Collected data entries
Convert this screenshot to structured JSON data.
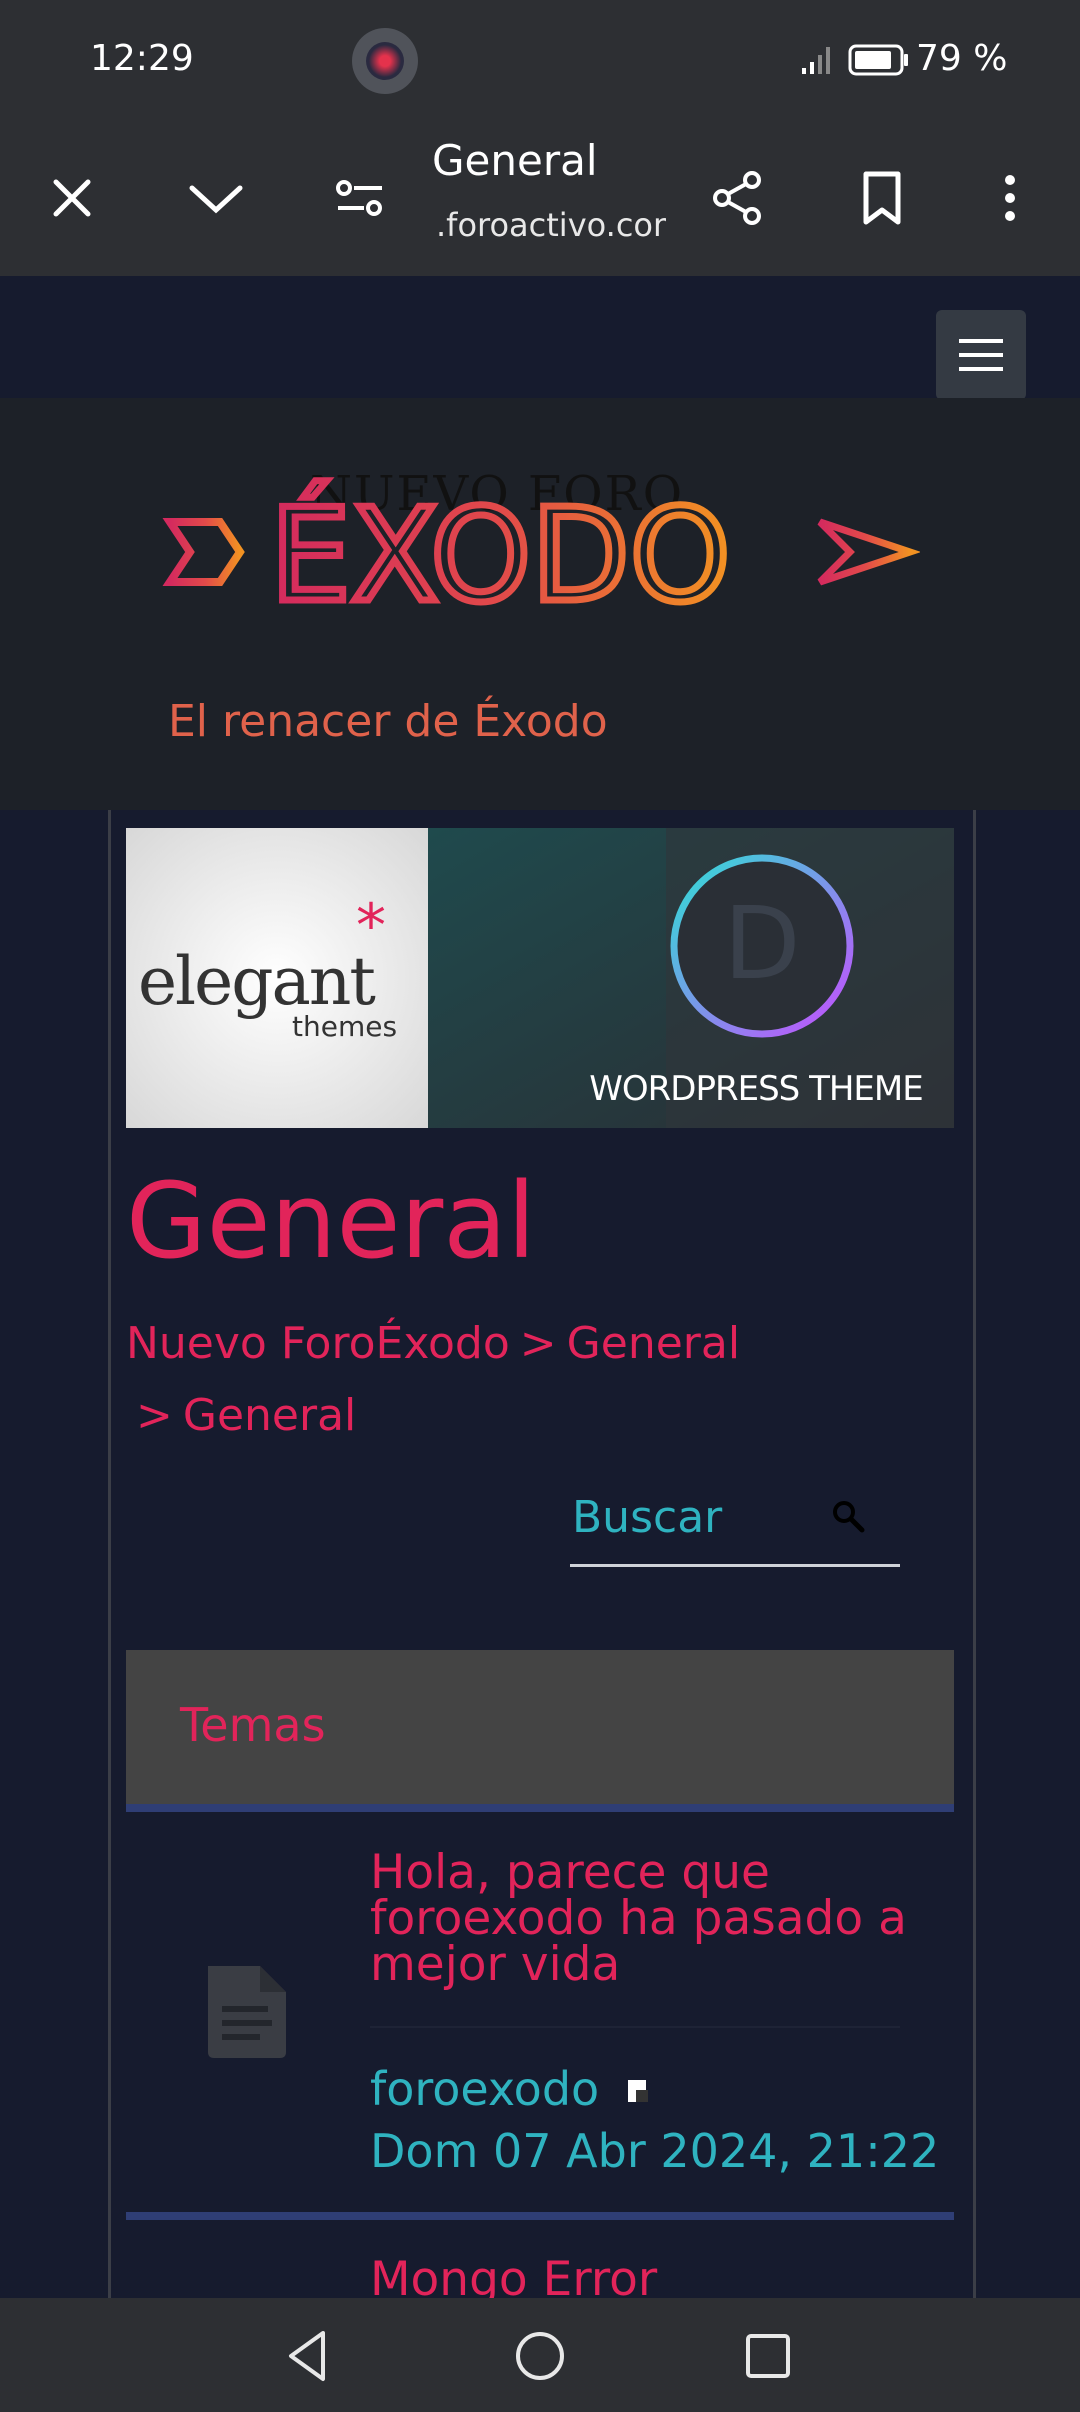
{
  "status_bar": {
    "time": "12:29",
    "battery": "79 %"
  },
  "browser": {
    "title": "General",
    "url": ".foroactivo.com",
    "icons": [
      "close-icon",
      "chevron-down-icon",
      "page-settings-icon",
      "share-icon",
      "bookmark-icon",
      "more-vert-icon"
    ]
  },
  "site": {
    "logo_text": "NUEVO FORO ÉXODO",
    "tagline": "El renacer de Éxodo",
    "banner": {
      "left_text": "elegant",
      "left_sub": "themes",
      "right_text": "WORDPRESS THEME",
      "right_letter": "D"
    },
    "page_title": "General",
    "breadcrumbs": [
      "Nuevo ForoÉxodo",
      "General",
      "General"
    ],
    "search_placeholder": "Buscar"
  },
  "topics_header": "Temas",
  "topics": [
    {
      "title": "Hola, parece que foroexodo ha pasado a mejor vida",
      "author": "foroexodo",
      "date": "Dom 07 Abr 2024, 21:22"
    },
    {
      "title": "Mongo Error"
    }
  ],
  "colors": {
    "accent": "#e2245a",
    "link": "#2fb3c0",
    "background": "#161b2e",
    "tagline": "#e0624b"
  }
}
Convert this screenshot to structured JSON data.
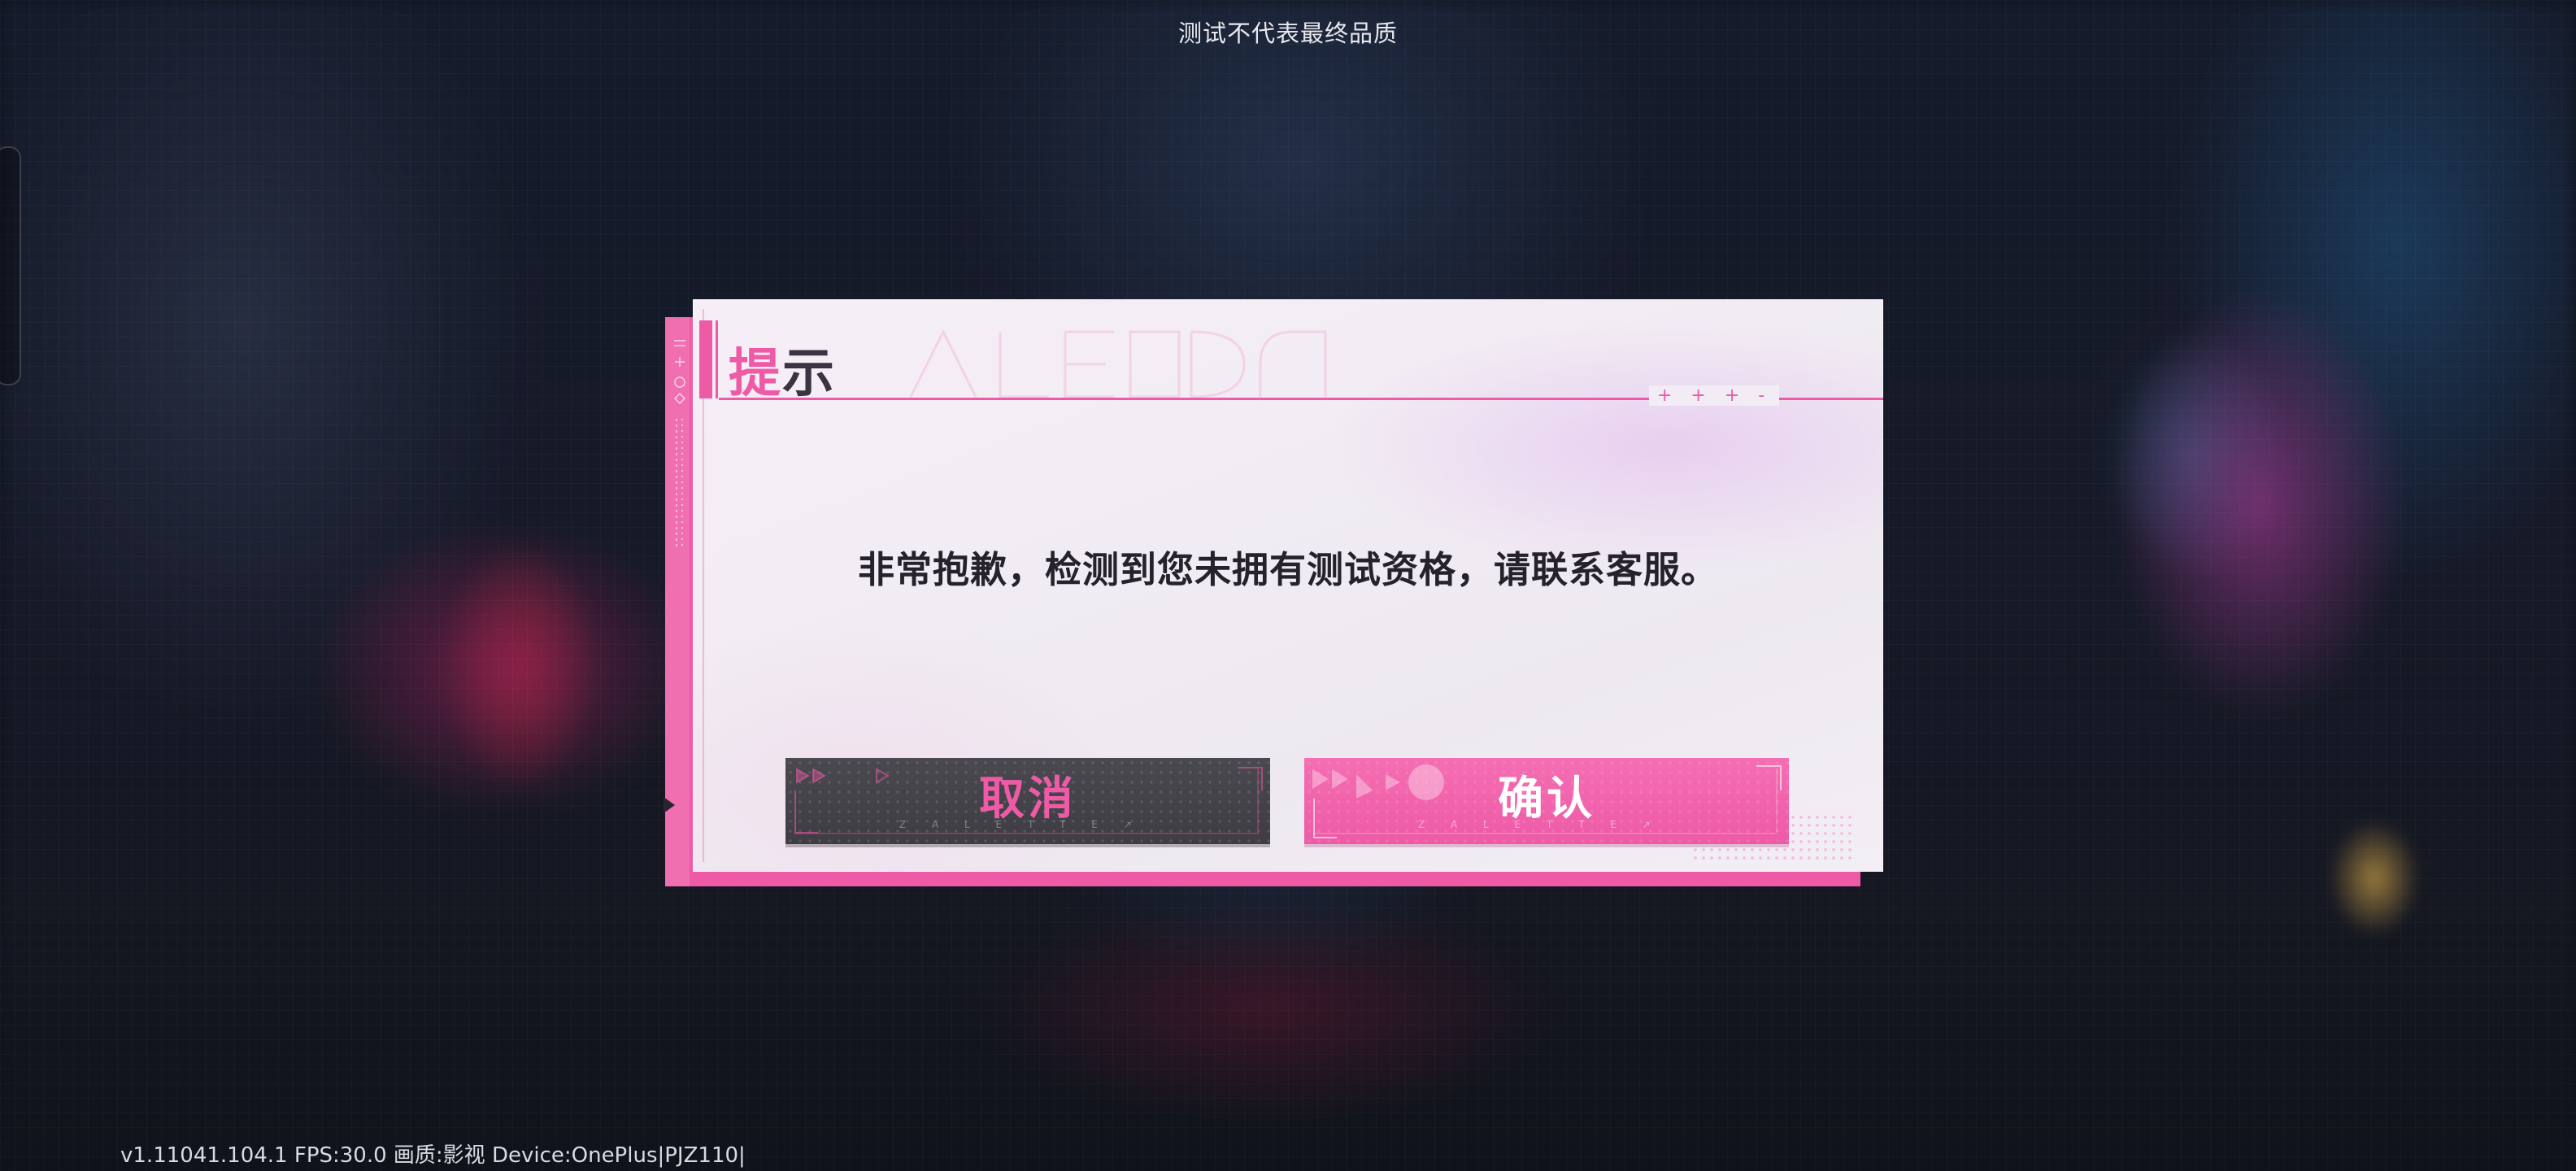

== Directions ==
Determine how many lines above contain "tagline" as a word or string. Give the number alone.

== Problem solution ==
2